▶ **Stored data**
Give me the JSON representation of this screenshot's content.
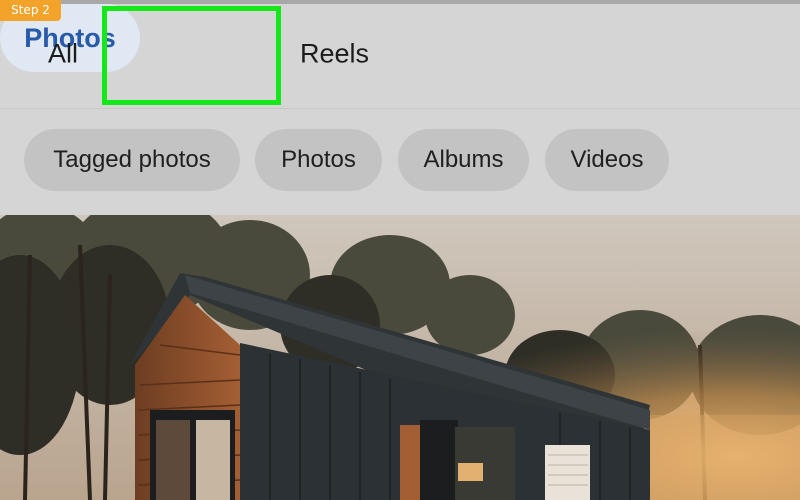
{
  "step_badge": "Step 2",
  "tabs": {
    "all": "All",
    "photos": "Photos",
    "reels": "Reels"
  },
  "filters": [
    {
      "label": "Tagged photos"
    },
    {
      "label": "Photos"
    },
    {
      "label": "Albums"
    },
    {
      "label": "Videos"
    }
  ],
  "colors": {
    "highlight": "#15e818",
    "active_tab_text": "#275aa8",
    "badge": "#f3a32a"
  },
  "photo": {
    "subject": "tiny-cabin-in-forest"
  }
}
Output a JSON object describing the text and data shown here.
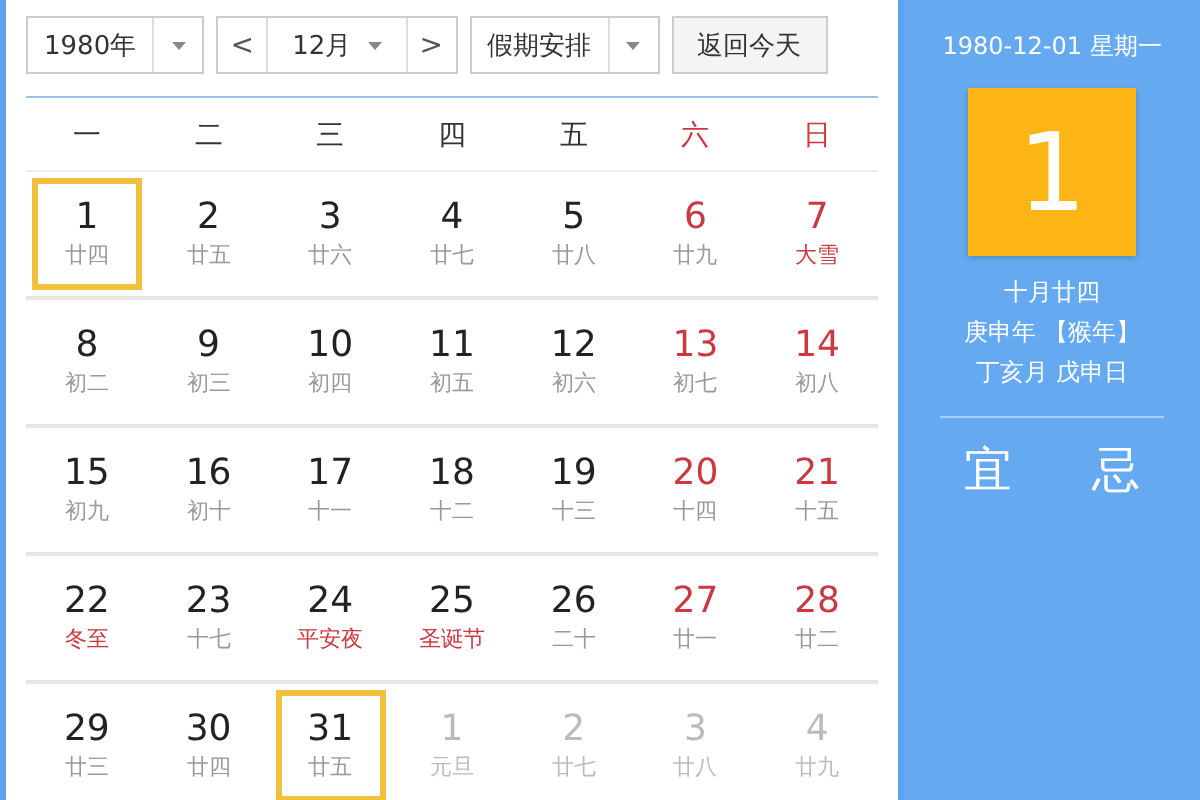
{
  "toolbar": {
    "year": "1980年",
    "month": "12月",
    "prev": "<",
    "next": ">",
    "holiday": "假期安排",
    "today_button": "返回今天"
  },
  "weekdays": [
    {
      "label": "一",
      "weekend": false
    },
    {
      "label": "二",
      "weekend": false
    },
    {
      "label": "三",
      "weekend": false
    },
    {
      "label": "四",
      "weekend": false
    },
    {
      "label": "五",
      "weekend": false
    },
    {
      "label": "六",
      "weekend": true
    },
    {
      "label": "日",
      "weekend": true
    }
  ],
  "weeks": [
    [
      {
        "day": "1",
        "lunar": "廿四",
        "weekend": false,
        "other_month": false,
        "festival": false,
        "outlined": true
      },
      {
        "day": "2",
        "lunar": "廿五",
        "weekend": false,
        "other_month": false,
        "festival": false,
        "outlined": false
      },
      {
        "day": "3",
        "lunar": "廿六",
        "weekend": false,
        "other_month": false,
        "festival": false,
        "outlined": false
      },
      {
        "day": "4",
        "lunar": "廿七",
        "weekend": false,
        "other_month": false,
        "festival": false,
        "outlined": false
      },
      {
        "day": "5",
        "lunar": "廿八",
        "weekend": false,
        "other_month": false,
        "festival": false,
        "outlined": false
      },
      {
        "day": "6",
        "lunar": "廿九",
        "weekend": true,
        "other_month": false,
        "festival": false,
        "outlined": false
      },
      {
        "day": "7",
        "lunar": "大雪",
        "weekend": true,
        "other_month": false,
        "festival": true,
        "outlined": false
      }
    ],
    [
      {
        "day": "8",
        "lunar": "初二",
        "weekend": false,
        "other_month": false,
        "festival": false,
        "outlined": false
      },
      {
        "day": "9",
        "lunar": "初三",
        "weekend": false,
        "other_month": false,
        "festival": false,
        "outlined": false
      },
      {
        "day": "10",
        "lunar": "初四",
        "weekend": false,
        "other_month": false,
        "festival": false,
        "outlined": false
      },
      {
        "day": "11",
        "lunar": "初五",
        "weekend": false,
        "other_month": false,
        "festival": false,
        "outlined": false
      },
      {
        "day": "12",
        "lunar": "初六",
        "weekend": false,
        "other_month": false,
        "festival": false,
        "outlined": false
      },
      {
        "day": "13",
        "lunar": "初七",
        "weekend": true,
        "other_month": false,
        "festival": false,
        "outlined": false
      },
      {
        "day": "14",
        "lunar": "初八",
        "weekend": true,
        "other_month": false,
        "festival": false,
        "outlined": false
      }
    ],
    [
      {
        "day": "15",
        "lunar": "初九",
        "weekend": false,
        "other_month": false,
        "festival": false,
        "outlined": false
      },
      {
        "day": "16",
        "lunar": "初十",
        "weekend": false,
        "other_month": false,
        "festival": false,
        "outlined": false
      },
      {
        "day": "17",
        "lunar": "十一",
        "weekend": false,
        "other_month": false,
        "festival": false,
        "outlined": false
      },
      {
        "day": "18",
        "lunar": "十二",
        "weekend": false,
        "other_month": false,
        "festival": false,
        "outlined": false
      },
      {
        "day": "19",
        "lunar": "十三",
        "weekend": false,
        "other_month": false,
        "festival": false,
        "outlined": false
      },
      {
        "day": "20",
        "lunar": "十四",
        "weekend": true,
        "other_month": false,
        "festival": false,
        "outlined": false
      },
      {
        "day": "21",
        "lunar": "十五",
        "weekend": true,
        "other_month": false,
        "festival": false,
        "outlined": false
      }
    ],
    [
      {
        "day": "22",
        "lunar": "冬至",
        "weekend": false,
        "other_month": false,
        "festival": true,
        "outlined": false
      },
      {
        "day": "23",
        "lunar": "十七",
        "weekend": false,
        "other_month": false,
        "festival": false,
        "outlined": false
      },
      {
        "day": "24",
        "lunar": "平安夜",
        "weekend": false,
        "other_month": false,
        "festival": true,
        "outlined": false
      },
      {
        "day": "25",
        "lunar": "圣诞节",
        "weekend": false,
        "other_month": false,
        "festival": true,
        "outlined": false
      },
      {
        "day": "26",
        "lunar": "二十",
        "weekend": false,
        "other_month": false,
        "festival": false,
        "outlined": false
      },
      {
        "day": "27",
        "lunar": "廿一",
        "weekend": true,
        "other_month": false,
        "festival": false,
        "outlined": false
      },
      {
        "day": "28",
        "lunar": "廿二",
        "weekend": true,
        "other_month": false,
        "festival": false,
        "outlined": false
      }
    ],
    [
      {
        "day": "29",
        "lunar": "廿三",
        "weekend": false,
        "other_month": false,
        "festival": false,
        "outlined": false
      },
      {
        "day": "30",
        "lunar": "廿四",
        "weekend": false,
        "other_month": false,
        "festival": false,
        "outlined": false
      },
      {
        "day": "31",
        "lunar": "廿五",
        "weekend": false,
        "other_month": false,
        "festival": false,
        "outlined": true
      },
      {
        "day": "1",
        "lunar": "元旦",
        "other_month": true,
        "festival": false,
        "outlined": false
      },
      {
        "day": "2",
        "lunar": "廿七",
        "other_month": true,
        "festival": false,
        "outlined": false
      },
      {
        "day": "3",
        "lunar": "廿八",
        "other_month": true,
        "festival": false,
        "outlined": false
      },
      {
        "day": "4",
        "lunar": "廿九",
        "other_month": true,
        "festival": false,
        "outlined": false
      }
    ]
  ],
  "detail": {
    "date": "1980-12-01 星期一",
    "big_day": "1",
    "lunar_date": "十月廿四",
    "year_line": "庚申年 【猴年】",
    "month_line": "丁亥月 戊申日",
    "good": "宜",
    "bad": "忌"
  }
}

==

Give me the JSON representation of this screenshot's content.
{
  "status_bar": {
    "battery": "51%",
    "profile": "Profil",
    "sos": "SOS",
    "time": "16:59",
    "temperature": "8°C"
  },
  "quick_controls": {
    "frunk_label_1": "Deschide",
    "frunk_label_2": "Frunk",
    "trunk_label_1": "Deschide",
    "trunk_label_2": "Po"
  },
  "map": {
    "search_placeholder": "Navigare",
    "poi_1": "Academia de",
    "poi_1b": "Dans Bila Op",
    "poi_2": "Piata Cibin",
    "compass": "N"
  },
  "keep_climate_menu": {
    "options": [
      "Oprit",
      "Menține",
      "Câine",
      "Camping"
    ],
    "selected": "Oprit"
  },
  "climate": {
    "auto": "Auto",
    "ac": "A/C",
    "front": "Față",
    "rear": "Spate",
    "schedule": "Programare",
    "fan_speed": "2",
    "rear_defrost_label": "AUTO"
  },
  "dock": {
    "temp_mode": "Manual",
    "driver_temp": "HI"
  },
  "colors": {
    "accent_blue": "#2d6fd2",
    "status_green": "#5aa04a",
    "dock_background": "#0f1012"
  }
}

▶ **Task brief**
Using the listing, copy every line where the word "Deschide" shows up.

▶ **Answer to this problem**
    "frunk_label_1": "Deschide",
    "trunk_label_1": "Deschide",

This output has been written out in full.